(Collected data)
+ + + + + + +

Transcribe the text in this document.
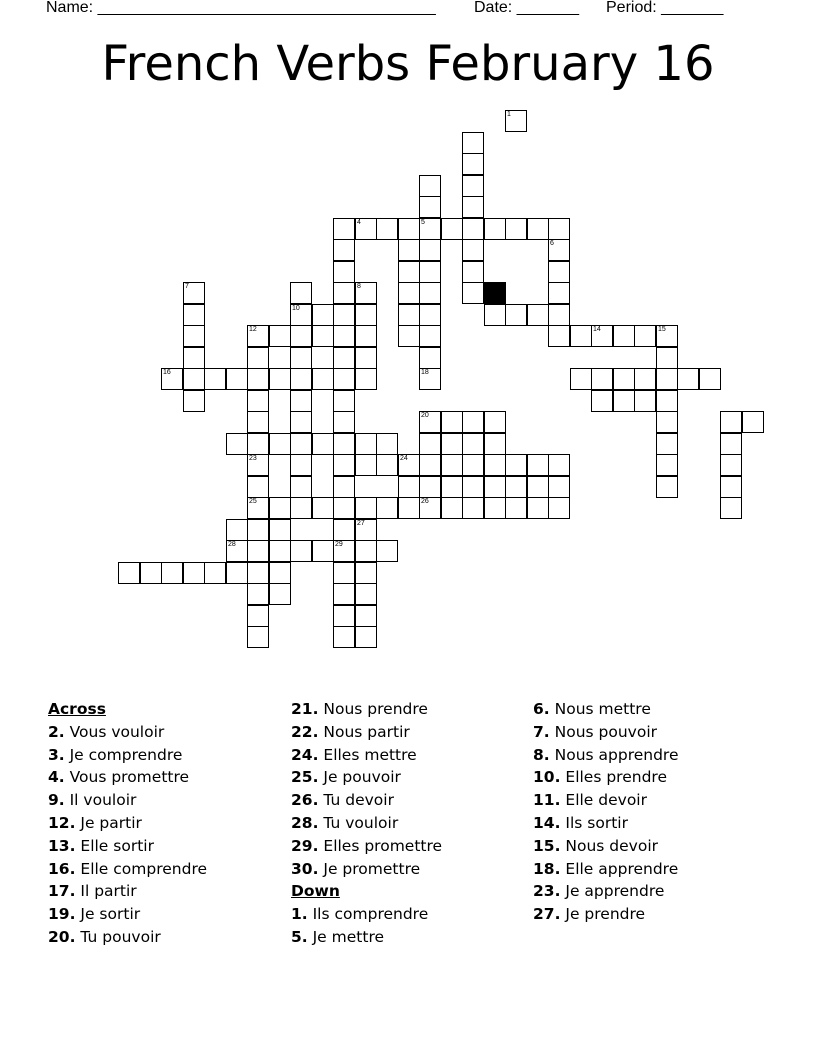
Name: ______________________________________ Date: _______ Period: _______
French Verbs February 16
1
5
18
29
4
6
7
10
8
14
12
23
15
16
20
24
27
28
25	26
9
Across
2. Vous vouloir
3. Je comprendre
4. Vous promettre
9. Il vouloir
12. Je partir
13. Elle sortir
16. Elle comprendre
17. Il partir
19. Je sortir
20. Tu pouvoir
21. Nous prendre
22. Nous partir
24. Elles mettre
25. Je pouvoir
26. Tu devoir
28. Tu vouloir
29. Elles promettre
30. Je promettre
Down
1. Ils comprendre
5. Je mettre
6. Nous mettre
7. Nous pouvoir
8. Nous apprendre
10. Elles prendre
11. Elle devoir
14. Ils sortir
15. Nous devoir
18. Elle apprendre
23. Je apprendre
27. Je prendre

+ + + + + + +

*Your instructions*: Retype the listing exactly. Pictures do not belong in the copy.

*Answer to the problem*:
Transcribe the text in this document.
Name: ______________________________________ Date: _______ Period: _______
French Verbs February 16
1
5
18
29
4
6
7
10
8
14
12
23
15
16
20
24
27
28
25	26
9
Across
2. Vous vouloir
3. Je comprendre
4. Vous promettre
9. Il vouloir
12. Je partir
13. Elle sortir
16. Elle comprendre
17. Il partir
19. Je sortir
20. Tu pouvoir
21. Nous prendre
22. Nous partir
24. Elles mettre
25. Je pouvoir
26. Tu devoir
28. Tu vouloir
29. Elles promettre
30. Je promettre
Down
1. Ils comprendre
5. Je mettre
6. Nous mettre
7. Nous pouvoir
8. Nous apprendre
10. Elles prendre
11. Elle devoir
14. Ils sortir
15. Nous devoir
18. Elle apprendre
23. Je apprendre
27. Je prendre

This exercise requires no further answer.